Re: [Apertium-stuff] fastmorph v5 - new version of fast corpus search engine

mansur Wed, 01 Mar 2017 04:13:01 -0800

Hello, Mikel

Unfortunately yes, as long as we don't have permissions from all people,
from all resources where we took texts, we cannot publish them anywhere. On
the other side, corpus lets you to see separate sentences according to your
query. Yes, you cannot restore the whole text, but most researchers don't
need it.
Anyway, it is the problem of the most corpora in the world, and I don't
know what can I do here.


I am trying to make corpus useful everywhere it is possible:
Currently I use frequency list to add new words to apertium-tat (you can
see my commits there). I also published many other frequency lists here:
http://corpus.tatar/stat_en.htm including frequency list of words absent in
apertium-tat (about a couple of years ago maybe), but nobody included them
since then... I understand that Ilnar doesn't have enought time, but
interesting, where are other Tatar people?

About your quite offensive sentence: "Anyway, this is a typical example of
a publicly funded effort that does not benefit society at large."
1) Our team of enthusiasts is very small, unfortunately there is no much
help from other people here.
2) We don't get any financial support, at all. At all! During these six
years of working on the corpus I haven't get any money for that. I just do
it as a hobby at my spare time.
3) We add different features all the time to help Tatar linguists (and
others) in their research and work: different types of search, n-grams,
speech synthesizer, spellchecker... So I think, according the circumstances,
it benefits society quite well...

(Written instruction 1)
Repeat the listing word for word, from its first line through the line holding "settings-button[interactable]: Settings ⚙", inclusive.

(Entries provided)
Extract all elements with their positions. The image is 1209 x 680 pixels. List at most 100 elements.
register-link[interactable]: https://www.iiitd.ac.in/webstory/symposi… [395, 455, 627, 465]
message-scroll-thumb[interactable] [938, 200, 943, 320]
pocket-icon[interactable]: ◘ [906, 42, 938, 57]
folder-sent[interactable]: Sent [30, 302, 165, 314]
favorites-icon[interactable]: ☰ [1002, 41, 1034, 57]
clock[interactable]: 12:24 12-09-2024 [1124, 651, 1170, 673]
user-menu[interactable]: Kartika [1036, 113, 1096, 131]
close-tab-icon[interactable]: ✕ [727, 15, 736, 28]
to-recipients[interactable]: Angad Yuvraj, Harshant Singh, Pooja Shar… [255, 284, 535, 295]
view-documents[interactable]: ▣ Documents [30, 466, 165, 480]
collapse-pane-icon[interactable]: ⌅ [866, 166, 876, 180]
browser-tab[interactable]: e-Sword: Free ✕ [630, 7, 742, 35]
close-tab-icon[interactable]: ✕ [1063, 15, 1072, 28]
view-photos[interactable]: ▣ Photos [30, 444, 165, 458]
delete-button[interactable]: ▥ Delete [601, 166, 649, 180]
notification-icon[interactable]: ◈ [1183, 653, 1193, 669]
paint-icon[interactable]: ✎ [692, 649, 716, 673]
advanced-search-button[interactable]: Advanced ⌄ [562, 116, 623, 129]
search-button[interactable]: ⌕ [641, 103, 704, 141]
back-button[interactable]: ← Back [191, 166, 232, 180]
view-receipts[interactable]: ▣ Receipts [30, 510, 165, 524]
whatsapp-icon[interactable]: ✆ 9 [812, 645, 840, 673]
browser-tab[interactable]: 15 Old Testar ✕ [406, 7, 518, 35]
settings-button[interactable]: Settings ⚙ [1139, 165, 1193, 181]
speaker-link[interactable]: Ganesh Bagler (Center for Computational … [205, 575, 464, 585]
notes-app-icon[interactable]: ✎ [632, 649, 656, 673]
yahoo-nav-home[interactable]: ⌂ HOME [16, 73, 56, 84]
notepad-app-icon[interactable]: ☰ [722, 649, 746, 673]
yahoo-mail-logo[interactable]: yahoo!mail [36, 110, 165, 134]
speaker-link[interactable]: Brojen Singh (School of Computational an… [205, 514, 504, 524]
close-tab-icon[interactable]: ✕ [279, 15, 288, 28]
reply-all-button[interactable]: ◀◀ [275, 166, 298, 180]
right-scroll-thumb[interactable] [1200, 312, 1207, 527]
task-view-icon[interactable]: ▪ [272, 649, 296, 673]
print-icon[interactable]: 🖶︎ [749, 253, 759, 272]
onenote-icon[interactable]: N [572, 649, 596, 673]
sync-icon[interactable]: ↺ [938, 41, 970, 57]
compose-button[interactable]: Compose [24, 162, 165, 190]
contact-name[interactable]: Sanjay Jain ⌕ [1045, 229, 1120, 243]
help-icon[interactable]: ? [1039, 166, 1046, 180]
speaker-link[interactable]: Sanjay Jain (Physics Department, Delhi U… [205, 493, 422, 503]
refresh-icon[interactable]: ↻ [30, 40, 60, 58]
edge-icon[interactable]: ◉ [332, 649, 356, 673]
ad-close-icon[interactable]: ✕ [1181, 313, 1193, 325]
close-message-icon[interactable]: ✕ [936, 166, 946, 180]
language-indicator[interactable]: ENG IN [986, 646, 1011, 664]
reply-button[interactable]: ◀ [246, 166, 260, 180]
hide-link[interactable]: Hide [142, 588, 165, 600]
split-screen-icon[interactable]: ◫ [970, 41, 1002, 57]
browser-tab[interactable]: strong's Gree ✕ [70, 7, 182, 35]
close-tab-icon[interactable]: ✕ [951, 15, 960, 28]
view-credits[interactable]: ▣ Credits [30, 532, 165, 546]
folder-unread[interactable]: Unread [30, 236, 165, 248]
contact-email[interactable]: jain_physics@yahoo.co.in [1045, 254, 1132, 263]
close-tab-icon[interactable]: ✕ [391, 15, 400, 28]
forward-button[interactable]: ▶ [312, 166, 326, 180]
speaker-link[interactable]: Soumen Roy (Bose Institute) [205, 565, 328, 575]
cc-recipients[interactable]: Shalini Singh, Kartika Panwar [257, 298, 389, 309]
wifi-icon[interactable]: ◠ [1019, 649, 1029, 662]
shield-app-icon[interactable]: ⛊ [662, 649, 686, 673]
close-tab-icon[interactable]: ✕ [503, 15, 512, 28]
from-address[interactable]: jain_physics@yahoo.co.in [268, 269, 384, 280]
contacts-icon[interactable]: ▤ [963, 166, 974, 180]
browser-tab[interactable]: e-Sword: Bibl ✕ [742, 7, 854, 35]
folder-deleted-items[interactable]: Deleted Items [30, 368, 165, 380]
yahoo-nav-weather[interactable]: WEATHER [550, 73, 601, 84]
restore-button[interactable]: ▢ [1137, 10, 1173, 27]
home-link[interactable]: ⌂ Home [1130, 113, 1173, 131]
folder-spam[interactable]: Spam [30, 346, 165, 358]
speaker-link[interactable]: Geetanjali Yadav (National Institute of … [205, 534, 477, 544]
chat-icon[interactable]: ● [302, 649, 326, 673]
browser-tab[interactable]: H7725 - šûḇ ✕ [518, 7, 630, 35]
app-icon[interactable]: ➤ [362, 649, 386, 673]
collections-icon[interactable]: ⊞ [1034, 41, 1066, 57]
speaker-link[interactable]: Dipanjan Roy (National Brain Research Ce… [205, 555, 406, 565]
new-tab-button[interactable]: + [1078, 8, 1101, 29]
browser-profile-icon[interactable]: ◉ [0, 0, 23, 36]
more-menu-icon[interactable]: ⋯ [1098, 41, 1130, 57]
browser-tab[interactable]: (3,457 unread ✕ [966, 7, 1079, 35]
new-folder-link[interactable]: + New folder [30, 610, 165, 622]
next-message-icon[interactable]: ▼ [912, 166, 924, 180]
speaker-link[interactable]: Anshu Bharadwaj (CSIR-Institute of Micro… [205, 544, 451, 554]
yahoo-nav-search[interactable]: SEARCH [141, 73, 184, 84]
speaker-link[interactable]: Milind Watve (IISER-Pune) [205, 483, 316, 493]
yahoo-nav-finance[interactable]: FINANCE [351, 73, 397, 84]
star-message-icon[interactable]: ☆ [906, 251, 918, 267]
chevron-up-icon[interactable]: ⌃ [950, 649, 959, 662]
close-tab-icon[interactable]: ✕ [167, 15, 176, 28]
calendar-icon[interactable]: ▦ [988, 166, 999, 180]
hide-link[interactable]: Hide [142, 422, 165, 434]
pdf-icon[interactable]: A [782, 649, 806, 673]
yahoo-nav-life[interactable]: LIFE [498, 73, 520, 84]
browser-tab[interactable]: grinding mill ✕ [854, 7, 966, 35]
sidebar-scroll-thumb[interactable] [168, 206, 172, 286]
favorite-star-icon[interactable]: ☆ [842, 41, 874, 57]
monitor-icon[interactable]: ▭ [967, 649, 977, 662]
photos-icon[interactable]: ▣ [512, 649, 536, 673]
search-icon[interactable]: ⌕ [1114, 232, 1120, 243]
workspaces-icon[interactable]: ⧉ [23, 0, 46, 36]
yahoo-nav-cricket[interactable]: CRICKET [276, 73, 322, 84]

(Written instruction 2)
Reproduce the part of the mailing-list post between "I am trying" and "other people here.", inclusive, word for word.

(Answer 1)
Extract all elements with their positions. The image is 1209 x 680 pixels. List at most 100 elements.
register-link[interactable]: https://www.iiitd.ac.in/webstory/symposi… [395, 455, 627, 465]
message-scroll-thumb[interactable] [938, 200, 943, 320]
pocket-icon[interactable]: ◘ [906, 42, 938, 57]
folder-sent[interactable]: Sent [30, 302, 165, 314]
favorites-icon[interactable]: ☰ [1002, 41, 1034, 57]
clock[interactable]: 12:24 12-09-2024 [1124, 651, 1170, 673]
user-menu[interactable]: Kartika [1036, 113, 1096, 131]
close-tab-icon[interactable]: ✕ [727, 15, 736, 28]
to-recipients[interactable]: Angad Yuvraj, Harshant Singh, Pooja Shar… [255, 284, 535, 295]
view-documents[interactable]: ▣ Documents [30, 466, 165, 480]
collapse-pane-icon[interactable]: ⌅ [866, 166, 876, 180]
browser-tab[interactable]: e-Sword: Free ✕ [630, 7, 742, 35]
close-tab-icon[interactable]: ✕ [1063, 15, 1072, 28]
view-photos[interactable]: ▣ Photos [30, 444, 165, 458]
delete-button[interactable]: ▥ Delete [601, 166, 649, 180]
notification-icon[interactable]: ◈ [1183, 653, 1193, 669]
paint-icon[interactable]: ✎ [692, 649, 716, 673]
advanced-search-button[interactable]: Advanced ⌄ [562, 116, 623, 129]
search-button[interactable]: ⌕ [641, 103, 704, 141]
back-button[interactable]: ← Back [191, 166, 232, 180]
view-receipts[interactable]: ▣ Receipts [30, 510, 165, 524]
whatsapp-icon[interactable]: ✆ 9 [812, 645, 840, 673]
browser-tab[interactable]: 15 Old Testar ✕ [406, 7, 518, 35]
settings-button[interactable]: Settings ⚙ [1139, 165, 1193, 181]

(Answer 2)
I am trying to make corpus useful everywhere it is possible:
Currently I use frequency list to add new words to apertium-tat (you can
see my commits there). I also published many other frequency lists here:
http://corpus.tatar/stat_en.htm including frequency list of words absent in
apertium-tat (about a couple of years ago maybe), but nobody included them
since then... I understand that Ilnar doesn't have enought time, but
interesting, where are other Tatar people?

About your quite offensive sentence: "Anyway, this is a typical example of
a publicly funded effort that does not benefit society at large."
1) Our team of enthusiasts is very small, unfortunately there is no much
help from other people here.